**Task to carry out**
From the entries below, gather each line containing the word "juillet".

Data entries

--- --- ---

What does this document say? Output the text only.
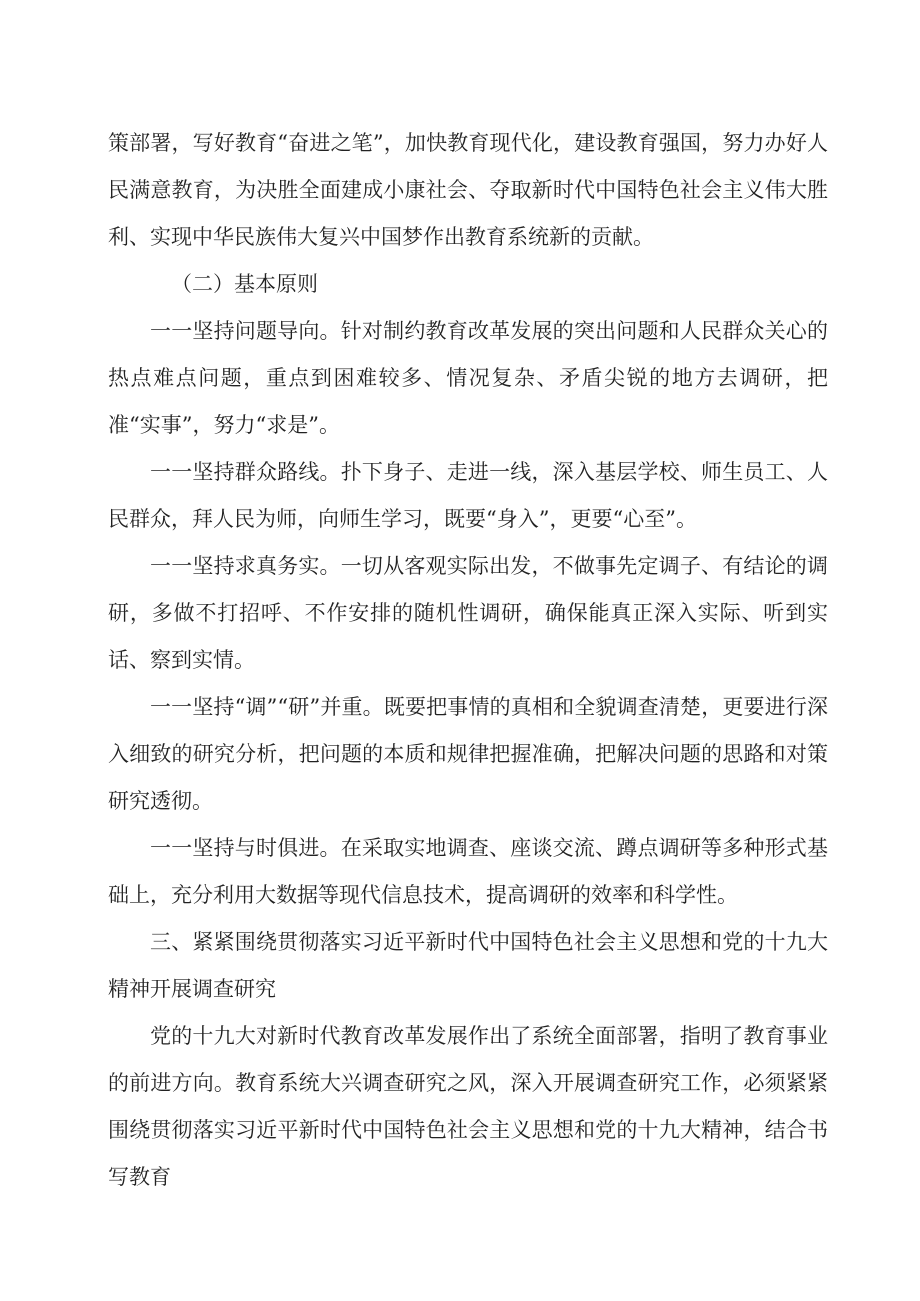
策部署，写好教育“奋进之笔”，加快教育现代化，建设教育强国，努力办好人民满意教育，为决胜全面建成小康社会、夺取新时代中国特色社会主义伟大胜利、实现中华民族伟大复兴中国梦作出教育系统新的贡献。

（二）基本原则

一一坚持问题导向。针对制约教育改革发展的突出问题和人民群众关心的热点难点问题，重点到困难较多、情况复杂、矛盾尖锐的地方去调研，把准“实事”，努力“求是”。

一一坚持群众路线。扑下身子、走进一线，深入基层学校、师生员工、人民群众，拜人民为师，向师生学习，既要“身入”，更要“心至”。

一一坚持求真务实。一切从客观实际出发，不做事先定调子、有结论的调研，多做不打招呼、不作安排的随机性调研，确保能真正深入实际、听到实话、察到实情。

一一坚持“调”“研”并重。既要把事情的真相和全貌调查清楚，更要进行深入细致的研究分析，把问题的本质和规律把握准确，把解决问题的思路和对策研究透彻。

一一坚持与时俱进。在采取实地调查、座谈交流、蹲点调研等多种形式基础上，充分利用大数据等现代信息技术，提高调研的效率和科学性。

三、紧紧围绕贯彻落实习近平新时代中国特色社会主义思想和党的十九大精神开展调查研究

党的十九大对新时代教育改革发展作出了系统全面部署，指明了教育事业的前进方向。教育系统大兴调查研究之风，深入开展调查研究工作，必须紧紧围绕贯彻落实习近平新时代中国特色社会主义思想和党的十九大精神，结合书写教育
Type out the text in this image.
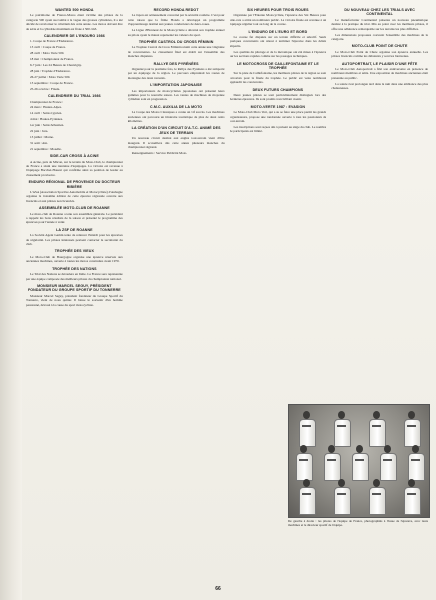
WANTED 500 HONDA
Le patrimoine de France-Motos étant victime des pilotes de la catégorie 500 ayant succombé à la vague des grosses cylindrées, il a été décidé de revaloriser le critérium dès cette année. Les motos doivent être de série et la cylindrée maximum est fixée à 500 cm3.
CALENDRIER DE L'ENDURO 1986
1. Coupe de France d'Endurance.
13 avril : Coupe de France.
28 avril : Moto Verte 500.
18 mai : Championnat de France.
6-7 juin : Les 24 Heures de Chauvigny.
28 juin : Trophée d'Endurance.
26-27 juillet : Moto Verte 500.
13 septembre : Coupe de France.
25-26 octobre : Finale.
CALENDRIER DU TRIAL 1986
Championnat de France :
24 mars : Hautes-Alpes.
14 avril : Saint-Cyprien.
4 mai : Hautes-Pyrénées.
1er juin : Saint-Sébastien.
22 juin : Jura.
13 juillet : Marne.
31 août : Ain.
21 septembre : Moselle.
SIDE-CAR CROSS À ACINE
A Acine, près de Mâcon, sur le terrain du Moto-Club, le championnat de France a réuni une trentaine d'équipages. La victoire est revenue à l'équipage Bacchet-Houzet qui confirme ainsi sa position de leader au classement provisoire.
ENDURO RÉGIONAL DE PROVENCE DU DOCTEUR RIBIÈRE
L'ASA (Association Sportive Automobile et Motocycliste) d'Aubagne organise la troisième édition de cette épreuve régionale ouverte aux licenciés et aux pilotes non licenciés.
ASSEMBLÉE MOTO-CLUB DE ROANNE
Le moto-club de Roanne a tenu son assemblée générale. Le président a rappelé les bons résultats de la saison et présenté le programme des épreuves pour l'année à venir.
LA ZSF DE ROANNE
La Société Agent Gamin tente de relancer l'intérêt pour les épreuves de régularité. Les pilotes intéressés peuvent contacter le secrétariat du club.
TROPHÉE DES VIEUX
Le Moto-Club de Bourgogne organise une épreuve réservée aux anciennes machines, ouverte à toutes les motos construites avant 1970.
TROPHÉE DES NATIONS
Le Trial des Nations se déroulera en Italie. La France sera représentée par une équipe composée des meilleurs pilotes du championnat national.
MONSIEUR MARCEL SEGUY, PRÉSIDENT FONDATEUR DU GROUPE SPORTIF DU TONNERRE
Monsieur Marcel Seguy, président fondateur du Groupe Sportif du Tonnerre, vient de nous quitter. Il laisse le souvenir d'un homme passionné, dévoué à la cause du sport motocycliste.
RECORD HONDA REDOT
Le Japon est sérieusement concerné par la sécurité routière. C'est pour cette raison que la firme Honda a développé un programme d'apprentissage destiné aux jeunes conducteurs de deux-roues.
La Ligue d'Honneur de la Motocyclette a décerné son trophée annuel au pilote ayant le mieux représenté les valeurs du sport.
TROPHÉE CASTROL DU CROSS FÉMININ
Le Trophée Castrol du Cross Féminin réunit cette année une vingtaine de concurrentes. Le classement final est établi sur l'ensemble des manches disputées.
RALLYE DES PYRÉNÉES
Organisé pour la première fois, le Rallye des Pyrénées a été remporté par un équipage de la région. Le parcours empruntait les routes de montagne des deux versants.
L'IMPORTATION JAPONAISE
Les importateurs de motocyclettes japonaises ont présenté leurs gammes pour la nouvelle saison. Les ventes de machines de moyenne cylindrée sont en progression.
C.M.C. AUXILIA DE LA MOTO
La Coupe des Motos Classiques a connu un vif succès. Les machines anciennes ont parcouru un itinéraire touristique de plus de deux cents kilomètres.
LA CRÉATION D'UN CIRCUIT D'A.T.C. ANIMÉ DES JEUX DE TERRAIN
Un nouveau circuit destiné aux engins tout-terrain vient d'être inauguré. Il accueillera dès cette année plusieurs manches du championnat régional.
Renseignements : Service Publicité Moto.
SIX HEURES POUR TROIS ROUES
Organisée par l'Entente Motocycliste, l'épreuve des Six Heures pour side-cars a attiré un nombreux public. La victoire finale est revenue à un équipage régulier tout au long de la course.
L'ENDURO DE L'EURO ET BORD
La course fut disputée sur un terrain difficile et sélectif. Seuls quelques concurrents ont réussi à terminer l'épreuve dans les délais impartis.
Les qualités du pilotage et de la mécanique ont été mises à l'épreuve sur les sections rapides comme sur les passages techniques.
LE MOTOCROSS DE CAILLEFONTAINE ET LE TROPHÉE
Sur la piste de Caillefontaine, les meilleurs pilotes de la région se sont retrouvés pour la finale du trophée. Le public est venu nombreux applaudir les concurrents.
DEUX FUTURS CHAMPIONS
Deux jeunes pilotes se sont particulièrement distingués lors des dernières épreuves. Ils sont promis à un brillant avenir.
MOTO-VERTE 1987 : EVASION
Le Moto-Club Moto Vert, qui a su se faire une place parmi les grands organisateurs, propose une randonnée ouverte à tous les passionnés de tout-terrain.
Les inscriptions sont reçues dès à présent au siège du club. Le nombre de participants est limité.
DU NOUVEAU CHEZ LES TRIALS AVEC CONTINENTAL
Le manufacturier Continental présente un nouveau pneumatique destiné à la pratique du trial. Mis au point avec les meilleurs pilotes, il offre une adhérence remarquable sur les terrains les plus difficiles.
Les dimensions proposées couvrent l'ensemble des machines de la catégorie.
MOTO-CLUB POINT DE CHUTE
Le Moto-Club Point de Chute organise son épreuve annuelle. Les pilotes licenciés comme les débutants y sont les bienvenus.
AUTOPORTRAIT, LE PLAISIR D'UNE FÊTE
Le Moto-Club Autoportrait a fêté son anniversaire en présence de nombreux membres et amis. Une exposition de machines anciennes était présentée au public.
La soirée s'est prolongée tard dans la nuit dans une ambiance des plus chaleureuses.
De gauche à droite : les pilotes de l'équipe de France, photographiés à l'issue de l'épreuve, avec leurs machines et le directeur sportif de l'équipe.
66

--- --- ---

**Reply to the task**
26-27 juillet : Moto Verte 500.
13 juillet : Marne.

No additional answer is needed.